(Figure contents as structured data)
* * * * *
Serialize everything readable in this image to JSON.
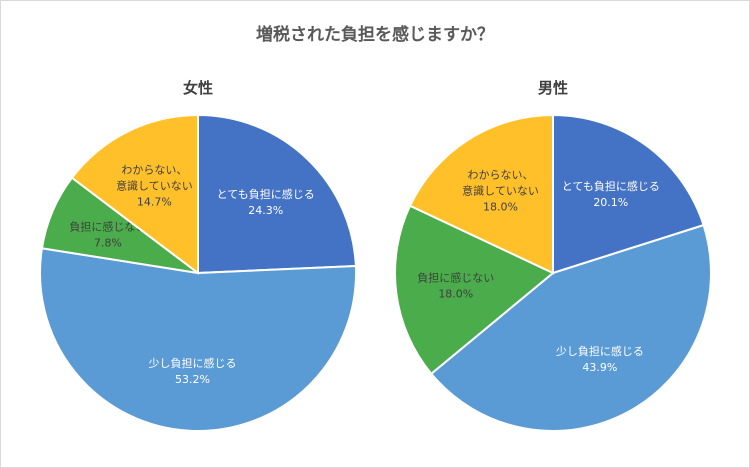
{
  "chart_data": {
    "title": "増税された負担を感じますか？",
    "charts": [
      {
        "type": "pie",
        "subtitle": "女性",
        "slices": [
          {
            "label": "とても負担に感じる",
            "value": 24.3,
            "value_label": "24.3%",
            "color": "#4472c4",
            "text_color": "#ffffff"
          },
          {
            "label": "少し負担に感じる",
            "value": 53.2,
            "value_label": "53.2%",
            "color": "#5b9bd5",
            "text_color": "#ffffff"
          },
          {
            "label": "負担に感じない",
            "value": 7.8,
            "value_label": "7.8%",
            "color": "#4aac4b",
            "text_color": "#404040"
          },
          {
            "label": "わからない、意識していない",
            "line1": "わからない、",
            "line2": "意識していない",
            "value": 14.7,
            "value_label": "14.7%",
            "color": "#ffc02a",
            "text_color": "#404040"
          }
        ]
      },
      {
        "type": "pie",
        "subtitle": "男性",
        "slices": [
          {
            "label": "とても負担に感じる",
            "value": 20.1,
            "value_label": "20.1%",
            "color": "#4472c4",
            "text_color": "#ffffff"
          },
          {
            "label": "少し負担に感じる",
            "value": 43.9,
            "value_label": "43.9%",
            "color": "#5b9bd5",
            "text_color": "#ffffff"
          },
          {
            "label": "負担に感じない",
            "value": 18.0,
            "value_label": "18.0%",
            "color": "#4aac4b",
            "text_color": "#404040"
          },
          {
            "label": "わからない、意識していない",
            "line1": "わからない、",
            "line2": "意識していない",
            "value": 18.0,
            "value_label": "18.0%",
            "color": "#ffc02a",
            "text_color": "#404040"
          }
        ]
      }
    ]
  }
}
* * * * *
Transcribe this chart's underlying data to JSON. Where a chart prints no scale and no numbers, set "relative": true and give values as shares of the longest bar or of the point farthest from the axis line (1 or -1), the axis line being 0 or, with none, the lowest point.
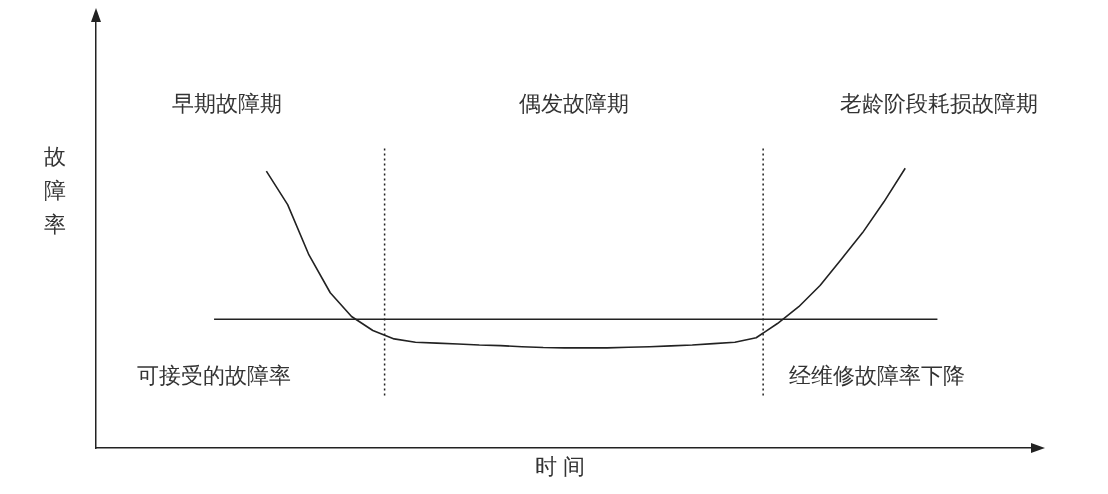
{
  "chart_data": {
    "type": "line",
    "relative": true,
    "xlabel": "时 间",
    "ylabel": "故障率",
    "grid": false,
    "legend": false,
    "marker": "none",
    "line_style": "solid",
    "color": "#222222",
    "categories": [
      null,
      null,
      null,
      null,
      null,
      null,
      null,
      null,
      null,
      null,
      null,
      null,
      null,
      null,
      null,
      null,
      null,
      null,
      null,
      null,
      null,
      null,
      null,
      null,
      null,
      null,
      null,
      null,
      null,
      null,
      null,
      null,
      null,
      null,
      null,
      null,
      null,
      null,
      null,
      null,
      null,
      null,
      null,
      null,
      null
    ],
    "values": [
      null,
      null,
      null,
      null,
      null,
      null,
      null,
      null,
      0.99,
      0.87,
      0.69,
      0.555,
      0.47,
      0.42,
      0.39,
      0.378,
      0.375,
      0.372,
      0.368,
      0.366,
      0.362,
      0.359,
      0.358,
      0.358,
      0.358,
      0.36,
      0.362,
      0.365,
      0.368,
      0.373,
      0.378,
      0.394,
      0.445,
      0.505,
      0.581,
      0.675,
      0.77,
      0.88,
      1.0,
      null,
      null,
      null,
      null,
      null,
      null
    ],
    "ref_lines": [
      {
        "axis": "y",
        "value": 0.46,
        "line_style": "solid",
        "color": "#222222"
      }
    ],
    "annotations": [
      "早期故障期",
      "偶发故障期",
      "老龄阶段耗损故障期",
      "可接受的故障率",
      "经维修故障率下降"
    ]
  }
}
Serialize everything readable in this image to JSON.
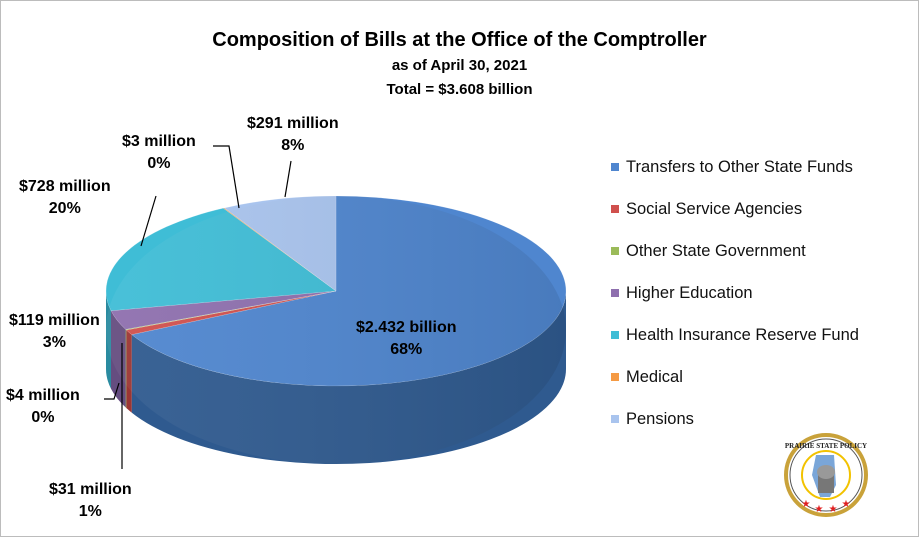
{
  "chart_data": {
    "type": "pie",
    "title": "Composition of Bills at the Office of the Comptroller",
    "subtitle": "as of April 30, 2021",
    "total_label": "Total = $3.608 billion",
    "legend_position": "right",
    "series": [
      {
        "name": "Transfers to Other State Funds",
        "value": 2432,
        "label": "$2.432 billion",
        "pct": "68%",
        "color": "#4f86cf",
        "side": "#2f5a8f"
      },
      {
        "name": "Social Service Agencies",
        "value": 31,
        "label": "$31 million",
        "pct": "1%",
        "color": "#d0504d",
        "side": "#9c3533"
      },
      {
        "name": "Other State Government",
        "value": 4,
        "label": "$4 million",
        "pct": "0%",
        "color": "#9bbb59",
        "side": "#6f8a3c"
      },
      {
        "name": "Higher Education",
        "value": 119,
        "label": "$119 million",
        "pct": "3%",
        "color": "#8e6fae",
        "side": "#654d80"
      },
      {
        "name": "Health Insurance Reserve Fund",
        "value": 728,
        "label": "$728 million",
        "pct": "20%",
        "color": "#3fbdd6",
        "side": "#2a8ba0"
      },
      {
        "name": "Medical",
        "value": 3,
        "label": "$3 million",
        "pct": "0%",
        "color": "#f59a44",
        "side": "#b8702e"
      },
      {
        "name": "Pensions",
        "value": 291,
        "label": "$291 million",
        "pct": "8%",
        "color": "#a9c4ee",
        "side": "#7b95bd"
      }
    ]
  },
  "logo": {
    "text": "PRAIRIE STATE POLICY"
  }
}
* * * * *
Problem details:
Tally how many lines in the material above hold the word "values". Write only that number.

Reply to the task:
2